Using the records that follow, copy every line containing the word "document".
## begin
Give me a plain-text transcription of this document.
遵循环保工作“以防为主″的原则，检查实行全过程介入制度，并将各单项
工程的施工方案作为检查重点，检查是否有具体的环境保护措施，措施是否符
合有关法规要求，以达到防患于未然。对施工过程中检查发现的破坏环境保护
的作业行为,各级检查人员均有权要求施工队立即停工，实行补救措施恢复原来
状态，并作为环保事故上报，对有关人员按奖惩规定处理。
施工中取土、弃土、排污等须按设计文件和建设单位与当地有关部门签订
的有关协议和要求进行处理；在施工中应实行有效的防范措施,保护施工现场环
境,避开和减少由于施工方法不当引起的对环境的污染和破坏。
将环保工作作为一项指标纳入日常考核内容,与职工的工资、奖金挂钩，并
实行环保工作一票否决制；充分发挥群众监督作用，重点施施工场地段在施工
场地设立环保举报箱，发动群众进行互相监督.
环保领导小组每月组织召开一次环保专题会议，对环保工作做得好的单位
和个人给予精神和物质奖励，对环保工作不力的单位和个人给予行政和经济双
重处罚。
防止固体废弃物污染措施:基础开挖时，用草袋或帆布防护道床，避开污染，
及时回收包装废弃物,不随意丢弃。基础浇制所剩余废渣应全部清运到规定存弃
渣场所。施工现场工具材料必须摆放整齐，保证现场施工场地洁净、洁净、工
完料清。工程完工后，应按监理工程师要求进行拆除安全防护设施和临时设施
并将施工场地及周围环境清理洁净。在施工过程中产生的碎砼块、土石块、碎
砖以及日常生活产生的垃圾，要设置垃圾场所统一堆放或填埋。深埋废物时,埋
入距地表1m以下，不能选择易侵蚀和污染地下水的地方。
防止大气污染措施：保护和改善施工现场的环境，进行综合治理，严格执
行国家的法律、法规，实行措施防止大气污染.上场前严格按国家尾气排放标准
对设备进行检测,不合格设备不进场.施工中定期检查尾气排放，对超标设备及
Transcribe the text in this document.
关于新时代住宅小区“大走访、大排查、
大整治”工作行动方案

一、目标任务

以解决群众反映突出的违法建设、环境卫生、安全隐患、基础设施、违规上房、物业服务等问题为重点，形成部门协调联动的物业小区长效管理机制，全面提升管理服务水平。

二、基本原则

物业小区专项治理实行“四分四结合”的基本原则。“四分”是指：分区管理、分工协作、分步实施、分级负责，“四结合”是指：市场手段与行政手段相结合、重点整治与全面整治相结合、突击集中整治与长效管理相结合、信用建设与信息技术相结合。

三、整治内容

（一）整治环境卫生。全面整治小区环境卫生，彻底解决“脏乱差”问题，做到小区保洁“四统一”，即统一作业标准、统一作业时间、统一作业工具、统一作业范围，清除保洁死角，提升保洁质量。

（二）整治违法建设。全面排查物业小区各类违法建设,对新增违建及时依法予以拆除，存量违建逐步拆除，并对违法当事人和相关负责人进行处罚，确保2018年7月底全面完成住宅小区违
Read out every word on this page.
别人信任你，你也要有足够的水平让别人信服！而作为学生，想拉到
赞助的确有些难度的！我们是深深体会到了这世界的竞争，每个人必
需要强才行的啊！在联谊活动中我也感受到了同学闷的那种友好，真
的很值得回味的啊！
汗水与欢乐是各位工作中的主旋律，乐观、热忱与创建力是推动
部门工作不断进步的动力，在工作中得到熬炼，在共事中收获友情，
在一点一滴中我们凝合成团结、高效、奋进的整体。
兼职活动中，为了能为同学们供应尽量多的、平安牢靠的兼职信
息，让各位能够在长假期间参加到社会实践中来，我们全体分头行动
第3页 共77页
## end
Response to the task
Give me a plain-text transcription of this document.
Transcribe the text in this document.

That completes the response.